══ DATA PROVIDED

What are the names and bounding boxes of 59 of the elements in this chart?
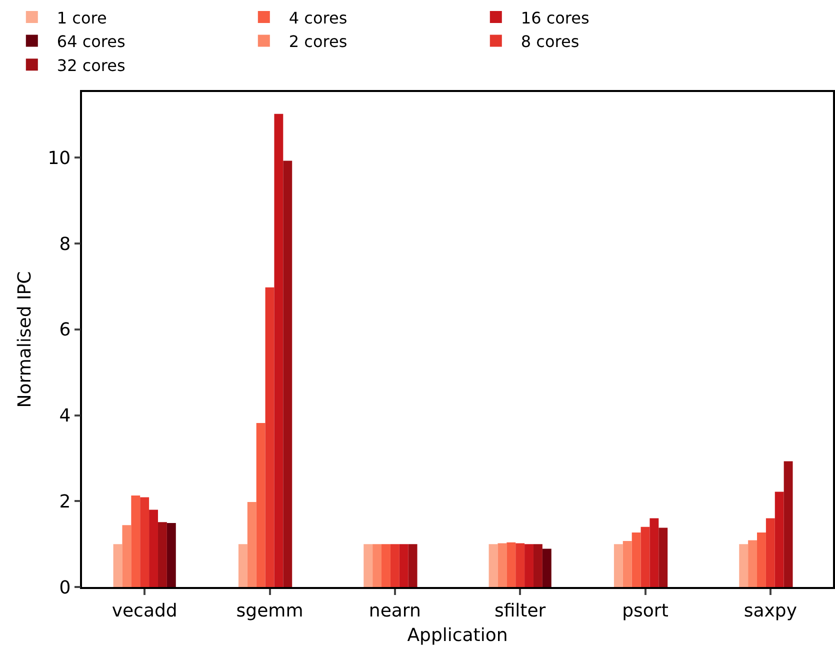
bar [516, 543, 525, 587]
bar [757, 532, 766, 587]
x-tick-label: sfilter [494, 600, 546, 622]
legend-label: 64 cores [56, 32, 126, 52]
bar [265, 287, 274, 587]
bar [784, 461, 793, 587]
legend-label: 2 cores [288, 32, 348, 52]
y-tick-label: 0 [59, 577, 71, 598]
legend-label: 1 core [56, 8, 107, 28]
bar [614, 544, 623, 587]
bar [158, 522, 167, 587]
bar [256, 423, 266, 587]
bar [658, 528, 668, 587]
x-tick-label: vecadd [112, 600, 178, 622]
bar [533, 544, 542, 587]
bar [488, 544, 498, 587]
bar [149, 510, 158, 587]
bar [498, 543, 507, 587]
legend-label: 16 cores [520, 8, 590, 28]
x-tick-label: sgemm [236, 600, 304, 622]
bar [739, 544, 748, 587]
bar [524, 544, 534, 587]
legend-label: 32 cores [56, 56, 126, 75]
y-tick-label: 4 [59, 406, 71, 427]
bar [274, 114, 284, 587]
bar [542, 548, 552, 587]
x-tick-label: saxpy [744, 600, 798, 622]
x-tick-label: nearn [368, 600, 421, 622]
bar [140, 497, 150, 587]
bar [131, 496, 140, 587]
bar [364, 544, 373, 587]
bar [382, 544, 390, 587]
bar [390, 544, 400, 587]
y-axis-title: Normalised IPC [14, 271, 36, 408]
bar [399, 544, 408, 587]
bar [122, 525, 132, 587]
bar [372, 544, 382, 587]
bar [166, 523, 176, 587]
y-tick-label: 8 [59, 234, 71, 255]
legend-label: 8 cores [520, 32, 580, 52]
bar [622, 541, 632, 587]
bar [774, 492, 784, 587]
bar [650, 518, 659, 587]
bar [766, 518, 775, 587]
x-axis-title: Application [407, 624, 508, 646]
bar [238, 544, 248, 587]
bar [113, 544, 122, 587]
bar [640, 526, 650, 587]
bar [408, 544, 418, 587]
bar [632, 532, 641, 587]
bar [283, 160, 292, 587]
y-tick-label: 10 [48, 148, 71, 169]
bar [247, 502, 256, 587]
y-tick-label: 2 [59, 491, 71, 512]
x-tick-label: psort [622, 600, 668, 622]
bar [748, 540, 758, 587]
y-tick-label: 6 [59, 320, 71, 341]
bar [506, 542, 516, 587]
legend-label: 4 cores [288, 8, 348, 28]
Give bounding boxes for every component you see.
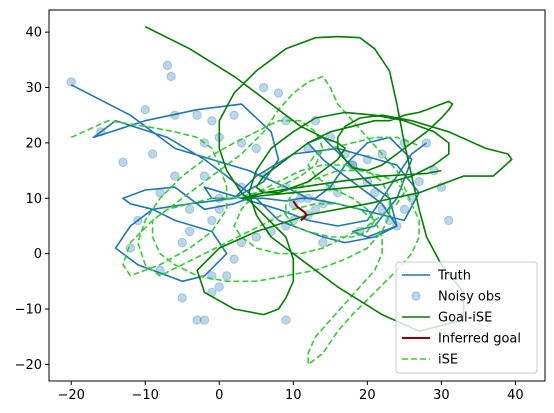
y-tick-label: −10 xyxy=(15,303,42,318)
legend-label-ise: iSE xyxy=(438,353,458,368)
axis-layer: −20 −10 0 10 20 30 40 −20 −10 0 10 20 30 40 xyxy=(15,26,524,403)
noisy-obs-point xyxy=(184,226,195,237)
y-tick-label: 40 xyxy=(25,26,42,41)
noisy-obs-point xyxy=(177,237,187,248)
noisy-obs-point xyxy=(414,176,424,187)
noisy-obs-point xyxy=(429,165,439,176)
x-tick-label: 40 xyxy=(507,388,524,403)
x-tick-label: 10 xyxy=(285,388,302,403)
legend-label-truth: Truth xyxy=(437,269,471,284)
noisy-obs-point xyxy=(166,71,176,82)
legend: Truth Noisy obs Goal-iSE Inferred goal iSE xyxy=(395,261,538,374)
goal-ise-line xyxy=(144,25,513,333)
plot-frame xyxy=(48,9,546,382)
noisy-obs-point xyxy=(318,237,328,248)
noisy-obs-point xyxy=(281,315,291,325)
x-tick-label: −20 xyxy=(57,388,84,403)
noisy-obs-point xyxy=(192,315,202,325)
noisy-obs-point xyxy=(229,254,239,264)
truth-line xyxy=(70,84,428,283)
noisy-obs-point xyxy=(258,82,269,93)
inferred-goal-line xyxy=(292,200,308,222)
noisy-obs-point xyxy=(444,215,454,226)
y-tick-label: 10 xyxy=(25,192,42,207)
noisy-obs-point xyxy=(118,157,128,167)
noisy-obs-point xyxy=(273,88,284,98)
y-tick-label: 20 xyxy=(25,136,42,151)
noisy-obs-point xyxy=(221,271,232,281)
noisy-obs-point xyxy=(399,204,410,215)
legend-label-noisy-obs: Noisy obs xyxy=(438,290,501,305)
noisy-obs-point xyxy=(251,143,261,154)
noisy-obs-point xyxy=(214,282,224,292)
series-layer xyxy=(66,25,513,366)
noisy-obs-point xyxy=(140,104,150,115)
noisy-obs-point xyxy=(229,110,239,120)
legend-swatch-noisy-obs xyxy=(411,291,421,301)
x-tick-label: 30 xyxy=(433,388,450,403)
legend-box xyxy=(395,261,538,374)
legend-label-inferred-goal: Inferred goal xyxy=(438,332,521,347)
x-tick-label: 0 xyxy=(215,388,223,403)
noisy-obs-point xyxy=(207,116,217,126)
y-tick-label: −20 xyxy=(15,358,42,373)
y-tick-label: 30 xyxy=(25,81,42,96)
noisy-obs-point xyxy=(199,315,210,325)
noisy-obs-point xyxy=(251,232,261,242)
legend-label-goal-ise: Goal-iSE xyxy=(438,311,492,326)
noisy-obs-point xyxy=(184,204,195,215)
noisy-obs-point xyxy=(66,77,76,87)
noisy-obs-point xyxy=(147,149,158,159)
noisy-obs-point xyxy=(207,215,217,226)
x-tick-label: 20 xyxy=(359,388,376,403)
noisy-obs-point xyxy=(177,293,187,303)
x-tick-label: −10 xyxy=(132,388,159,403)
y-tick-label: 0 xyxy=(34,247,42,262)
noisy-obs-point xyxy=(370,188,380,198)
noisy-obs-point xyxy=(162,60,173,71)
noisy-obs-point xyxy=(199,171,210,181)
ise-line xyxy=(70,75,420,366)
noisy-obs-point xyxy=(170,171,180,181)
legend-items: Truth Noisy obs Goal-iSE Inferred goal iSE xyxy=(402,269,521,368)
noisy-obs-point xyxy=(192,110,202,120)
noisy-obs-point xyxy=(155,188,165,198)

════

BRIEF: Please render every line of the listing above as a numbered list, skipping blank lines and leaving out the pictures.

RESPONSE TO THIS EXERCISE:
1. What are the names and bounding boxes of 59 of the elements in this chart?
2. bar [516, 543, 525, 587]
3. bar [757, 532, 766, 587]
4. x-tick-label: sfilter [494, 600, 546, 622]
5. legend-label: 64 cores [56, 32, 126, 52]
6. bar [265, 287, 274, 587]
7. bar [784, 461, 793, 587]
8. legend-label: 2 cores [288, 32, 348, 52]
9. y-tick-label: 0 [59, 577, 71, 598]
10. legend-label: 1 core [56, 8, 107, 28]
11. bar [614, 544, 623, 587]
12. bar [158, 522, 167, 587]
13. bar [256, 423, 266, 587]
14. bar [658, 528, 668, 587]
15. x-tick-label: vecadd [112, 600, 178, 622]
16. bar [533, 544, 542, 587]
17. bar [488, 544, 498, 587]
18. bar [149, 510, 158, 587]
19. bar [498, 543, 507, 587]
20. legend-label: 16 cores [520, 8, 590, 28]
21. x-tick-label: sgemm [236, 600, 304, 622]
22. bar [739, 544, 748, 587]
23. bar [524, 544, 534, 587]
24. legend-label: 32 cores [56, 56, 126, 75]
25. y-tick-label: 4 [59, 406, 71, 427]
26. bar [274, 114, 284, 587]
27. bar [542, 548, 552, 587]
28. x-tick-label: saxpy [744, 600, 798, 622]
29. x-tick-label: nearn [368, 600, 421, 622]
30. bar [140, 497, 150, 587]
31. bar [131, 496, 140, 587]
32. bar [364, 544, 373, 587]
33. bar [382, 544, 390, 587]
34. bar [390, 544, 400, 587]
35. y-axis-title: Normalised IPC [14, 271, 36, 408]
36. bar [399, 544, 408, 587]
37. bar [122, 525, 132, 587]
38. bar [372, 544, 382, 587]
39. bar [166, 523, 176, 587]
40. y-tick-label: 8 [59, 234, 71, 255]
41. legend-label: 8 cores [520, 32, 580, 52]
42. bar [622, 541, 632, 587]
43. bar [774, 492, 784, 587]
44. bar [650, 518, 659, 587]
45. bar [766, 518, 775, 587]
46. x-axis-title: Application [407, 624, 508, 646]
47. bar [238, 544, 248, 587]
48. bar [113, 544, 122, 587]
49. bar [640, 526, 650, 587]
50. bar [408, 544, 418, 587]
51. bar [632, 532, 641, 587]
52. bar [283, 160, 292, 587]
53. y-tick-label: 10 [48, 148, 71, 169]
54. bar [247, 502, 256, 587]
55. y-tick-label: 2 [59, 491, 71, 512]
56. x-tick-label: psort [622, 600, 668, 622]
57. bar [748, 540, 758, 587]
58. y-tick-label: 6 [59, 320, 71, 341]
59. bar [506, 542, 516, 587]
60. legend-label: 4 cores [288, 8, 348, 28]
61. Give bounding boxes for every component you see.
62. y-tick-label: −10 xyxy=(15,303,42,318)
63. legend-label-ise: iSE xyxy=(438,353,458,368)
64. axis-layer: −20 −10 0 10 20 30 40 −20 −10 0 10 20 30 40 xyxy=(15,26,524,403)
65. noisy-obs-point xyxy=(184,226,195,237)
66. y-tick-label: 40 xyxy=(25,26,42,41)
67. noisy-obs-point xyxy=(177,237,187,248)
68. noisy-obs-point xyxy=(414,176,424,187)
69. noisy-obs-point xyxy=(429,165,439,176)
70. x-tick-label: 40 xyxy=(507,388,524,403)
71. x-tick-label: 10 xyxy=(285,388,302,403)
72. legend-label-truth: Truth xyxy=(437,269,471,284)
73. noisy-obs-point xyxy=(166,71,176,82)
74. legend: Truth Noisy obs Goal-iSE Inferred goal iSE xyxy=(395,261,538,374)
75. goal-ise-line xyxy=(144,25,513,333)
76. plot-frame xyxy=(48,9,546,382)
77. noisy-obs-point xyxy=(318,237,328,248)
78. noisy-obs-point xyxy=(281,315,291,325)
79. x-tick-label: −20 xyxy=(57,388,84,403)
80. noisy-obs-point xyxy=(192,315,202,325)
81. noisy-obs-point xyxy=(229,254,239,264)
82. truth-line xyxy=(70,84,428,283)
83. noisy-obs-point xyxy=(258,82,269,93)
84. inferred-goal-line xyxy=(292,200,308,222)
85. noisy-obs-point xyxy=(444,215,454,226)
86. y-tick-label: 10 xyxy=(25,192,42,207)
87. noisy-obs-point xyxy=(118,157,128,167)
88. noisy-obs-point xyxy=(273,88,284,98)
89. y-tick-label: 20 xyxy=(25,136,42,151)
90. noisy-obs-point xyxy=(221,271,232,281)
91. noisy-obs-point xyxy=(399,204,410,215)
92. legend-label-noisy-obs: Noisy obs xyxy=(438,290,501,305)
93. noisy-obs-point xyxy=(251,143,261,154)
94. noisy-obs-point xyxy=(214,282,224,292)
95. series-layer xyxy=(66,25,513,366)
96. noisy-obs-point xyxy=(140,104,150,115)
97. noisy-obs-point xyxy=(229,110,239,120)
98. legend-swatch-noisy-obs xyxy=(411,291,421,301)
99. x-tick-label: 30 xyxy=(433,388,450,403)
100. legend-box xyxy=(395,261,538,374)
101. legend-label-inferred-goal: Inferred goal xyxy=(438,332,521,347)
102. x-tick-label: 0 xyxy=(215,388,223,403)
103. noisy-obs-point xyxy=(207,116,217,126)
104. y-tick-label: −20 xyxy=(15,358,42,373)
105. y-tick-label: 30 xyxy=(25,81,42,96)
106. noisy-obs-point xyxy=(199,315,210,325)
107. noisy-obs-point xyxy=(251,232,261,242)
108. legend-label-goal-ise: Goal-iSE xyxy=(438,311,492,326)
109. noisy-obs-point xyxy=(184,204,195,215)
110. noisy-obs-point xyxy=(66,77,76,87)
111. noisy-obs-point xyxy=(147,149,158,159)
112. noisy-obs-point xyxy=(207,215,217,226)
113. x-tick-label: 20 xyxy=(359,388,376,403)
114. noisy-obs-point xyxy=(177,293,187,303)
115. x-tick-label: −10 xyxy=(132,388,159,403)
116. y-tick-label: 0 xyxy=(34,247,42,262)
117. noisy-obs-point xyxy=(370,188,380,198)
118. noisy-obs-point xyxy=(162,60,173,71)
119. noisy-obs-point xyxy=(199,171,210,181)
120. ise-line xyxy=(70,75,420,366)
121. noisy-obs-point xyxy=(170,171,180,181)
122. legend-items: Truth Noisy obs Goal-iSE Inferred goal iSE xyxy=(402,269,521,368)
123. noisy-obs-point xyxy=(192,110,202,120)
124. noisy-obs-point xyxy=(155,188,165,198)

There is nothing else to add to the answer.